Directions: What number of lines contain the word "marker"? Reply with the number and nothing else.
**** Material for the task ****
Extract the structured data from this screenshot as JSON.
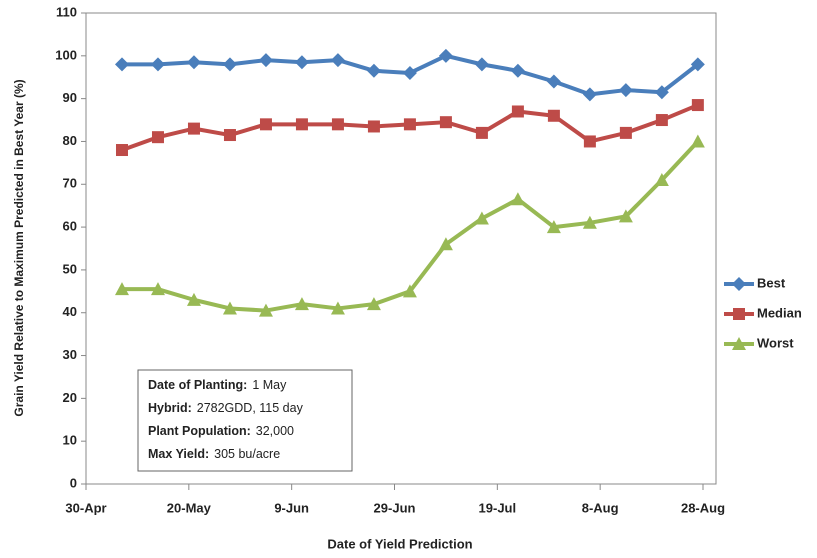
{
  "chart_data": {
    "type": "line",
    "x_label": "Date of Yield Prediction",
    "y_label": "Grain Yield Relative to Maximum Predicted in Best Year (%)",
    "x": [
      "7-May",
      "14-May",
      "21-May",
      "28-May",
      "4-Jun",
      "11-Jun",
      "18-Jun",
      "25-Jun",
      "2-Jul",
      "9-Jul",
      "16-Jul",
      "23-Jul",
      "30-Jul",
      "6-Aug",
      "13-Aug",
      "20-Aug",
      "27-Aug"
    ],
    "series": [
      {
        "name": "Best",
        "color": "#4a7ebb",
        "marker": "diamond",
        "values": [
          98,
          98,
          98.5,
          98,
          99,
          98.5,
          99,
          96.5,
          96,
          100,
          98,
          96.5,
          94,
          91,
          92,
          91.5,
          98
        ]
      },
      {
        "name": "Median",
        "color": "#be4b48",
        "marker": "square",
        "values": [
          78,
          81,
          83,
          81.5,
          84,
          84,
          84,
          83.5,
          84,
          84.5,
          82,
          87,
          86,
          80,
          82,
          85,
          88.5
        ]
      },
      {
        "name": "Worst",
        "color": "#98b954",
        "marker": "triangle",
        "values": [
          45.5,
          45.5,
          43,
          41,
          40.5,
          42,
          41,
          42,
          45,
          56,
          62,
          66.5,
          60,
          61,
          62.5,
          71,
          80
        ]
      }
    ],
    "xlim": [
      "30-Apr",
      "28-Aug"
    ],
    "xticks": [
      "30-Apr",
      "20-May",
      "9-Jun",
      "29-Jun",
      "19-Jul",
      "8-Aug",
      "28-Aug"
    ],
    "ylim": [
      0,
      110
    ],
    "yticks": [
      0,
      10,
      20,
      30,
      40,
      50,
      60,
      70,
      80,
      90,
      100,
      110
    ],
    "legend": "right",
    "annotations": [
      {
        "label": "Date of Planting:",
        "value": "1 May"
      },
      {
        "label": "Hybrid:",
        "value": "2782GDD, 115 day"
      },
      {
        "label": "Plant Population:",
        "value": "32,000"
      },
      {
        "label": "Max Yield:",
        "value": "305 bu/acre"
      }
    ]
  }
}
****
Response for this exercise: 3